*TASK DIRECTIONS*. Copy each line exactly. Leave nothing out.
········
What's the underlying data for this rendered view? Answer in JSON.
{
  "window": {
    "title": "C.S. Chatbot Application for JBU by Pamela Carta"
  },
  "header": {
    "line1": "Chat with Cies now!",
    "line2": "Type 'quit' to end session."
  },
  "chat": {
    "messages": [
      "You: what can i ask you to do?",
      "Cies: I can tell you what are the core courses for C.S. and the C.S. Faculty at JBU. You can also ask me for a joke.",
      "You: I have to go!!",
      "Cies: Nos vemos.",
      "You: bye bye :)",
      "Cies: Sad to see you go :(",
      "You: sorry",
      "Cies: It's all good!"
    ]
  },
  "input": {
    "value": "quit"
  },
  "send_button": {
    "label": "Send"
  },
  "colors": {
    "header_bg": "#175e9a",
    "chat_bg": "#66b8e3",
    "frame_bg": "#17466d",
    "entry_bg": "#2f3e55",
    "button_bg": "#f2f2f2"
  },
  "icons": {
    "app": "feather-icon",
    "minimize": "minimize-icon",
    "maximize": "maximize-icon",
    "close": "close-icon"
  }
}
········
*EXERCISE RESULT*.
What's the underlying data for this rendered view? Answer in JSON.
{
  "window": {
    "title": "C.S. Chatbot Application for JBU by Pamela Carta"
  },
  "header": {
    "line1": "Chat with Cies now!",
    "line2": "Type 'quit' to end session."
  },
  "chat": {
    "messages": [
      "You: what can i ask you to do?",
      "Cies: I can tell you what are the core courses for C.S. and the C.S. Faculty at JBU. You can also ask me for a joke.",
      "You: I have to go!!",
      "Cies: Nos vemos.",
      "You: bye bye :)",
      "Cies: Sad to see you go :(",
      "You: sorry",
      "Cies: It's all good!"
    ]
  },
  "input": {
    "value": "quit"
  },
  "send_button": {
    "label": "Send"
  },
  "colors": {
    "header_bg": "#175e9a",
    "chat_bg": "#66b8e3",
    "frame_bg": "#17466d",
    "entry_bg": "#2f3e55",
    "button_bg": "#f2f2f2"
  },
  "icons": {
    "app": "feather-icon",
    "minimize": "minimize-icon",
    "maximize": "maximize-icon",
    "close": "close-icon"
  }
}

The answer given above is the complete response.